**Your objective**
In two sentences, summarize the article below on licorice DXS and glycyrrhizic acid.

The role of licorice DXS knockout and overexpression in glycyrrhizic acid biosynthesis
10.16438/j.0513-4870.2021-0225
- VernacularTitle:甘草DXS基因过表达及表达沉默对甘草酸生物合成的影响研究
- Author:
Lin YANG
1
;
Dou-dou WANG
1
;
Shao-kai TIAN
1
;
Zhi-xin ZHANG
1
;
Jia-ming HOU
1
;
Yao XIAO
2
;
Ying LIU
1
Author Information
1. School of Life Sciences, Beijing University of Chinese Medicine, Beijing 102488, China
2. School of Chinese Pharmacy, Beijing University of Chinese Medicine, Beijing 102488, China
- Publication Type:Research Article
- Keywords:
glycyrrhizic acid;
1-deoxy-D-xylulose-5-phosphate synthase;
gene overexpression;
CRISPR/Cas9;
hairy root
- From:
Acta Pharmaceutica Sinica
2021;56(7):2025-2032
- CountryChina
- Language:Chinese
-
Abstract:
1-Deoxy-D-xylulose-5-phosphate synthase (DXS) is a rate-limiting enzyme involved in the 2-C-methyl-D-erythritol 4-phosphate (MEP) pathway for terpenoid precursor biosynthesis. DXS plays an essential role in glycyrrhizic acid (GA) biosynthesis. Based on our previous transcriptome study, there was a negative correlation between DXS expression and GA content. Therefore, we explored the regulatory role of DXS in GA biosynthesis using both gene overexpression and gene knockout in a hairy root culture system. DXS was cloned from Glycyrrhiza glabra L. (GenBank Accession No. MN158121). A plant binary expression vector pCA-DXS was constructed by a gene fusion method. The sgRNA sequence was designed based on the first exon of DXS to construct the gene editing vector pHSE-DXS. Hairy roots overexpressing or knocking out DXS were generated through an Agrobacterium-mediated method with licorice hypocotyls as explants. Wild-type hairy roots and negative control hairy roots containing empty plasmids were also evaluated. UPLC was used to determine the GA content in each licorice hairy root line. Results showed that the content of GA in the hairy root group knocking out DXS was significantly higher than that in the wild-type and negative control groups, while in the hairy root group overexpressing DXS was significantly lower, suggesting that DXS plays a negative role in GA biosynthesis. This study provides a foundation for determining the function of DXS in terpenoid metabolism and for further establishment of a molecular regulatory network of GA biosynthesis.

**Dataset content**

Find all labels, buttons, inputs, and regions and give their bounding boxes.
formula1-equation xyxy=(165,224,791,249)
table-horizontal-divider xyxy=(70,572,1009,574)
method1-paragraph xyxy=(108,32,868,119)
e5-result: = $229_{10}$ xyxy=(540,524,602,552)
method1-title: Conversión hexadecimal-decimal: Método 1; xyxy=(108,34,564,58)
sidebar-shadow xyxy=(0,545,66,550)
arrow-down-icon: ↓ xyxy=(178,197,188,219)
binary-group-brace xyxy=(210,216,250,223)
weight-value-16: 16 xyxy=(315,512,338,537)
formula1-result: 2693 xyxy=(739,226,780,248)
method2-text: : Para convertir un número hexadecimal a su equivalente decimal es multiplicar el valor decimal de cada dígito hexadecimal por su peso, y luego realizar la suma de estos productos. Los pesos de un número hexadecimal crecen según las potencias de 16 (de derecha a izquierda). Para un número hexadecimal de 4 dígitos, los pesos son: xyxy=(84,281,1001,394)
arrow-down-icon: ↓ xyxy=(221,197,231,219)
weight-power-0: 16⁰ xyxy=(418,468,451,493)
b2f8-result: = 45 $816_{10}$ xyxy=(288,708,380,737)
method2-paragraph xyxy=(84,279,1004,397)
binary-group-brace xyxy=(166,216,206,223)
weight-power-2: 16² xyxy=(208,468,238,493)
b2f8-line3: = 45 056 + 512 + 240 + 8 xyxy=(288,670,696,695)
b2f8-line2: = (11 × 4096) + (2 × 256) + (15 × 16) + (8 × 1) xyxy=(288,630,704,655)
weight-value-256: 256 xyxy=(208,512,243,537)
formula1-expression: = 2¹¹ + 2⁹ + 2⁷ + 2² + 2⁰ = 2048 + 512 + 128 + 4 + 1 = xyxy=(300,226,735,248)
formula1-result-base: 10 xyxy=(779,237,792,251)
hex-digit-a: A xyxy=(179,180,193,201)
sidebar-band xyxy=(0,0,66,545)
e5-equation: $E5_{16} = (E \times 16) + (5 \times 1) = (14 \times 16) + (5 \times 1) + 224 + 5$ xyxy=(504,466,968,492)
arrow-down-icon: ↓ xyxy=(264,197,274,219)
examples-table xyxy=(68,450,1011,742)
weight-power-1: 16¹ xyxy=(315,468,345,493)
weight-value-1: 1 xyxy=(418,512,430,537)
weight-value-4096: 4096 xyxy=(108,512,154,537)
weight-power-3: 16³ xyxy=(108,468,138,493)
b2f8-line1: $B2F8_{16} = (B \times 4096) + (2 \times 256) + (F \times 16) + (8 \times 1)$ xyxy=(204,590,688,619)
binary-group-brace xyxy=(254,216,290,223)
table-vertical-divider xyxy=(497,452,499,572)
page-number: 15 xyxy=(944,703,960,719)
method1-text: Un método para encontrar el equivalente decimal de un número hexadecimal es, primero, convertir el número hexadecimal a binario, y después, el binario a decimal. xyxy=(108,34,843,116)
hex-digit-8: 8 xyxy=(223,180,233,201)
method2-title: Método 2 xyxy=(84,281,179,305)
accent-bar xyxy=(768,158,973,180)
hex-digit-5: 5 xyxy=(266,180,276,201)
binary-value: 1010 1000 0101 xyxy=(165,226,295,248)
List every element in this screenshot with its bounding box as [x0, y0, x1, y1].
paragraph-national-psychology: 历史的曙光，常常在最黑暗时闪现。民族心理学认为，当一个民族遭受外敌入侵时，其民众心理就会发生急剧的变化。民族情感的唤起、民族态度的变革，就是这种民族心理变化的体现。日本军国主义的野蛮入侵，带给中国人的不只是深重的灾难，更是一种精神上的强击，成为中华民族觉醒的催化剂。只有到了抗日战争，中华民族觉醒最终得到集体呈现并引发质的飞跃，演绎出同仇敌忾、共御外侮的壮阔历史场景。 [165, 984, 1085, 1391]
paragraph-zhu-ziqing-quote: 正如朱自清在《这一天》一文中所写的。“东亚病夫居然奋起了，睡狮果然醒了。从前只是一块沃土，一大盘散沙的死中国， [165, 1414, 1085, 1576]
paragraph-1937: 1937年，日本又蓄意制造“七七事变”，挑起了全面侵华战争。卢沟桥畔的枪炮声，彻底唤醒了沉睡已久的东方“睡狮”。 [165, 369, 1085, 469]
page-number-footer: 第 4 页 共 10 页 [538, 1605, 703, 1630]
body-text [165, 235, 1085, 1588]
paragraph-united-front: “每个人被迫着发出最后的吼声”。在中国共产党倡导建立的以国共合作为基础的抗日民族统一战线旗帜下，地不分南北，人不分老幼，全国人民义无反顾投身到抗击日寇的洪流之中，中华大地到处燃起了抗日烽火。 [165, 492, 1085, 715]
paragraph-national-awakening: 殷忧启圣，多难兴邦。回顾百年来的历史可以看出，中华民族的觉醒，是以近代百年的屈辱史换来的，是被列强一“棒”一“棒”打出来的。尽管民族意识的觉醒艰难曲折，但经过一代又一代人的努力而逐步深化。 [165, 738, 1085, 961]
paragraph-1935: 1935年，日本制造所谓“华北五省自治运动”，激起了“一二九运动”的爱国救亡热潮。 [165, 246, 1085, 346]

**Answer to the exercise**
The study used gene overexpression and CRISPR/Cas9 knockout in licorice hairy roots to explore how DXS, a rate-limiting enzyme of the MEP pathway, regulates glycyrrhizic acid biosynthesis. Hairy roots with DXS knocked out had significantly more glycyrrhizic acid than wild-type and negative control roots, while roots overexpressing DXS had significantly less, suggesting that DXS plays a negative role in glycyrrhizic acid biosynthesis.